__What this task involves__.
Quote everything from the first of the lines below down to the line containing "data-point-green-217 xyxy=(2029,639,2031,642)", both included.

__Extracted entries__.
↓↓↓

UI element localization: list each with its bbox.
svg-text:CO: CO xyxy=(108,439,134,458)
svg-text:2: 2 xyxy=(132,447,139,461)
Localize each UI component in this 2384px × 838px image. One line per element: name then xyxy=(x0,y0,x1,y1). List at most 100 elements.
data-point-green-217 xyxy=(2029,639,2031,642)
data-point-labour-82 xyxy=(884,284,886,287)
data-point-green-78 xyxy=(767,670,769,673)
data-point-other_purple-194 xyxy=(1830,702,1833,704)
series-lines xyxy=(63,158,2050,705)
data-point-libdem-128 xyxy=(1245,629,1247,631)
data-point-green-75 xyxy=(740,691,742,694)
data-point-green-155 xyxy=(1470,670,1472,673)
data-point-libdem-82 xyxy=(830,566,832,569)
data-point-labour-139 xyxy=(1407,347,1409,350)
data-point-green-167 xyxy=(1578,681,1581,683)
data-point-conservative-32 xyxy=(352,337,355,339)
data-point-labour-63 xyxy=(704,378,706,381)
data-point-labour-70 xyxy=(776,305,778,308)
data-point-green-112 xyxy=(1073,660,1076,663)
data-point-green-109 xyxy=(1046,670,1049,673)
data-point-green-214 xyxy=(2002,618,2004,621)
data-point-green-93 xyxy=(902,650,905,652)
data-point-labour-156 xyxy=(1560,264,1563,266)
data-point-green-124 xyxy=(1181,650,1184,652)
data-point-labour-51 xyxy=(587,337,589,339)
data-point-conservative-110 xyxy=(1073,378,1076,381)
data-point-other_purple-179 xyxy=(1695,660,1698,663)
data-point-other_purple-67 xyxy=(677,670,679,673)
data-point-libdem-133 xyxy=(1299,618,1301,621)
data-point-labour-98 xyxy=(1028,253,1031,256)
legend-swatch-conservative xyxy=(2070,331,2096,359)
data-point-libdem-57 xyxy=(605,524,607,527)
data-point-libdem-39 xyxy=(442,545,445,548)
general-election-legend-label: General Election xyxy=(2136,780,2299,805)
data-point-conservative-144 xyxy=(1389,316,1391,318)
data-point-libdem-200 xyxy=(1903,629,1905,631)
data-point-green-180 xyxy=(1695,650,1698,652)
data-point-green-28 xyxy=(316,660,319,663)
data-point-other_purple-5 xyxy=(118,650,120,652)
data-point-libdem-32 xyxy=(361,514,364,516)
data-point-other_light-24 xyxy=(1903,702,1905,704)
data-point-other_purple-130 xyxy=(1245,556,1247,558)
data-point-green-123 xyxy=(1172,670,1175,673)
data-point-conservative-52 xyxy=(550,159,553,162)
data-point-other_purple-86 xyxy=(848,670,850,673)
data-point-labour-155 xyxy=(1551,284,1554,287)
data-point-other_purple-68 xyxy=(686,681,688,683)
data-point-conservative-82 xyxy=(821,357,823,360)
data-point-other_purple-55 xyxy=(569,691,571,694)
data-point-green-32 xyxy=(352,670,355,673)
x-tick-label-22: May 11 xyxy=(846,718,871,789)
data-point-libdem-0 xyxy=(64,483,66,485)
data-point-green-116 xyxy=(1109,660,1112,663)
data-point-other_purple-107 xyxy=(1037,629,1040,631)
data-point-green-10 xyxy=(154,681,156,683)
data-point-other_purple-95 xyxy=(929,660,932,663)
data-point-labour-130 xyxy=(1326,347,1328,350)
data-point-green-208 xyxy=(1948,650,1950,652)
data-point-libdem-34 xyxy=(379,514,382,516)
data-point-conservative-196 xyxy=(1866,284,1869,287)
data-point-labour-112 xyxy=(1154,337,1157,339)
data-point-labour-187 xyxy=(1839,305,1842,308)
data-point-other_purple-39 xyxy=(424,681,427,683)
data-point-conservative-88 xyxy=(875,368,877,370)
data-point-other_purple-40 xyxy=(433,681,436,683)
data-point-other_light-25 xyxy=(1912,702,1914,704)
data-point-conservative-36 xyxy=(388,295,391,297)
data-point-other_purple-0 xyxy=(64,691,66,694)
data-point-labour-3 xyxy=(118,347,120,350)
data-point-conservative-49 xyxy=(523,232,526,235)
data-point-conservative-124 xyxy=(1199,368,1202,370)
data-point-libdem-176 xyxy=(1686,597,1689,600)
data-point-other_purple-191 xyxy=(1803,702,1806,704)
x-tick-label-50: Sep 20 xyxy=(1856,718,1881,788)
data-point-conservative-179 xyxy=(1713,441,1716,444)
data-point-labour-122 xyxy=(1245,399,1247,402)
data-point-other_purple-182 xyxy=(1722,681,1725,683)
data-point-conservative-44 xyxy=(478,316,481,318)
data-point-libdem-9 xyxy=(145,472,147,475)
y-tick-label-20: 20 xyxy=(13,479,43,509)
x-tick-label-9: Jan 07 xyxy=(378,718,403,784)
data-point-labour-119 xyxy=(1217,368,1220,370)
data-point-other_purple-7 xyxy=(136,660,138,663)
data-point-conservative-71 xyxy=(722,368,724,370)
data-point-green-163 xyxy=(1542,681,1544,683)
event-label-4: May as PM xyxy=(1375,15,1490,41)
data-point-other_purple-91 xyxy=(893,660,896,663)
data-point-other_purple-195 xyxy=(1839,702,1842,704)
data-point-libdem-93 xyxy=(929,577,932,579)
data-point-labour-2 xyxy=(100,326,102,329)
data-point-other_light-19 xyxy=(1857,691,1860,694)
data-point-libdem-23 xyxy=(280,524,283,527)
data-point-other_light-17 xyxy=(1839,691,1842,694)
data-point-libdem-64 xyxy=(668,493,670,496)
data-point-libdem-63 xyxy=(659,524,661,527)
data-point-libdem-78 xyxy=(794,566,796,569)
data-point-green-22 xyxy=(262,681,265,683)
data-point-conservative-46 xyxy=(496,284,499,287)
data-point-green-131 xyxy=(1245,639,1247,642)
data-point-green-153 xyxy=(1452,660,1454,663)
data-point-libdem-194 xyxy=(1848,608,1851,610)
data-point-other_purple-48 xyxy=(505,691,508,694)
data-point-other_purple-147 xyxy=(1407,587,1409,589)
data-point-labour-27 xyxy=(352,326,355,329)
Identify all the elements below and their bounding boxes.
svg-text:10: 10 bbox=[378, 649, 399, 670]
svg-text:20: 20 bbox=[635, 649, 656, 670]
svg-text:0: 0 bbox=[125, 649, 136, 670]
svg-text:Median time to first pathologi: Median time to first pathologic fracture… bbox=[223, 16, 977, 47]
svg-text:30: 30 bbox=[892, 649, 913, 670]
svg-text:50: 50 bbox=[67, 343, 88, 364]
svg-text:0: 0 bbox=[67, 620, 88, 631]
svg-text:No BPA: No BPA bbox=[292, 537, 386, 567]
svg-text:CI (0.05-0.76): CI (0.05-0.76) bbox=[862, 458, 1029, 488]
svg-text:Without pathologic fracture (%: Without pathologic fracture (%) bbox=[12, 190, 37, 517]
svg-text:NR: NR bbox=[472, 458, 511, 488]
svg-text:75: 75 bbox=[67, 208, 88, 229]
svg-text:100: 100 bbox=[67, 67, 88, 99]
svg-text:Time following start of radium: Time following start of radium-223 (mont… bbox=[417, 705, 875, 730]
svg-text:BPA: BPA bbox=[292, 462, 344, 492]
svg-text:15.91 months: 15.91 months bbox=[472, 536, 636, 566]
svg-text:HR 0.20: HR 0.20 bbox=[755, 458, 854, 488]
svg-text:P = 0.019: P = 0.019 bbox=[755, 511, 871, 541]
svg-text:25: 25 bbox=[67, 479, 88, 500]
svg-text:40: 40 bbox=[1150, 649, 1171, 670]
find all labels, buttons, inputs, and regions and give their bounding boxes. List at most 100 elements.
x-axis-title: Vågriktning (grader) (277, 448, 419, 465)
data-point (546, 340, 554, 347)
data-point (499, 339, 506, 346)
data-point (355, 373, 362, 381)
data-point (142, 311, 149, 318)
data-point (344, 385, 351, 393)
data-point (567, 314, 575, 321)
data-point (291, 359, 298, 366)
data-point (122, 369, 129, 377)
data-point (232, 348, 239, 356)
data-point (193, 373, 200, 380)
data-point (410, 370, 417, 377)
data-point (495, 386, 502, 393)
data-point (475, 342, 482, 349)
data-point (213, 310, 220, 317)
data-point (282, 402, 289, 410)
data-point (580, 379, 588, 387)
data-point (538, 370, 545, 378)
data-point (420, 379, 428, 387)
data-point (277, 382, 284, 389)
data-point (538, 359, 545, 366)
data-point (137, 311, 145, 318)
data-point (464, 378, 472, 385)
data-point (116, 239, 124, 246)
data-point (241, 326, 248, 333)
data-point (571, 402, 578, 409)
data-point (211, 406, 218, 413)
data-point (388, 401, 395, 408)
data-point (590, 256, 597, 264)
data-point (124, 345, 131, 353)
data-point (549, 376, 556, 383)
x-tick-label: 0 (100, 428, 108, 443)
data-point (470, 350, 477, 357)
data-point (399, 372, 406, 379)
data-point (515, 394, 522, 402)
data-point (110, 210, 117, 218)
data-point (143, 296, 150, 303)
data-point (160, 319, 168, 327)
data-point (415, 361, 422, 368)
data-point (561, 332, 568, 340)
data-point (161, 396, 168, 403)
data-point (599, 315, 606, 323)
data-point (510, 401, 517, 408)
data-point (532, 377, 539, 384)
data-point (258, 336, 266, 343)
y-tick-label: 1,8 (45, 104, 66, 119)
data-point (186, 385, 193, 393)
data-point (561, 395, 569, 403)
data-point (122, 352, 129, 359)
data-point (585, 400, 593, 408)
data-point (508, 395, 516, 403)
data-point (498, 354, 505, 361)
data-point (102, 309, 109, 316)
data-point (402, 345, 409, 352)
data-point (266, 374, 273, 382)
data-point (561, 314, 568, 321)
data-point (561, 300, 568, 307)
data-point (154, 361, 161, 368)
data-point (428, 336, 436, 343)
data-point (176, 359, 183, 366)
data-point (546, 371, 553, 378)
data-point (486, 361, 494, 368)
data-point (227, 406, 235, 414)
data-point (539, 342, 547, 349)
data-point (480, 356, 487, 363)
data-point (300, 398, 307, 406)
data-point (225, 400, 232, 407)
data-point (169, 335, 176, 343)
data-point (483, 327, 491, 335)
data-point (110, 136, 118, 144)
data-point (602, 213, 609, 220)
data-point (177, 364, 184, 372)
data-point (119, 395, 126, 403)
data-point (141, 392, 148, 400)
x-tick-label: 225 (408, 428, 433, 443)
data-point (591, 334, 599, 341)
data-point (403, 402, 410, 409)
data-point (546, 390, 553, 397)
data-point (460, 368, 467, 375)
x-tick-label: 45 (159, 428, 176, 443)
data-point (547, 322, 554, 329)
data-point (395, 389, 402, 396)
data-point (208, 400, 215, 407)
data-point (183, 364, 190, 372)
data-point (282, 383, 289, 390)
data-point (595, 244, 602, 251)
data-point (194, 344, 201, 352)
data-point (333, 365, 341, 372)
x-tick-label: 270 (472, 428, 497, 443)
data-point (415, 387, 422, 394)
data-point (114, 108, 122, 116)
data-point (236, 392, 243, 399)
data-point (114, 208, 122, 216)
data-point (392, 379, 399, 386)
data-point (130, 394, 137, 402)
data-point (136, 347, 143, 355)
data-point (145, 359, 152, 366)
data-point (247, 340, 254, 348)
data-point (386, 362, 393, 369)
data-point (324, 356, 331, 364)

↑↑↑

__Answer__.
UI element localization: list each with its bbox.
svg-text:CO: CO xyxy=(108,439,134,458)
svg-text:2: 2 xyxy=(132,447,139,461)
Localize each UI component in this 2384px × 838px image. One line per element: name then xyxy=(x0,y0,x1,y1). List at most 100 elements.
data-point-green-217 xyxy=(2029,639,2031,642)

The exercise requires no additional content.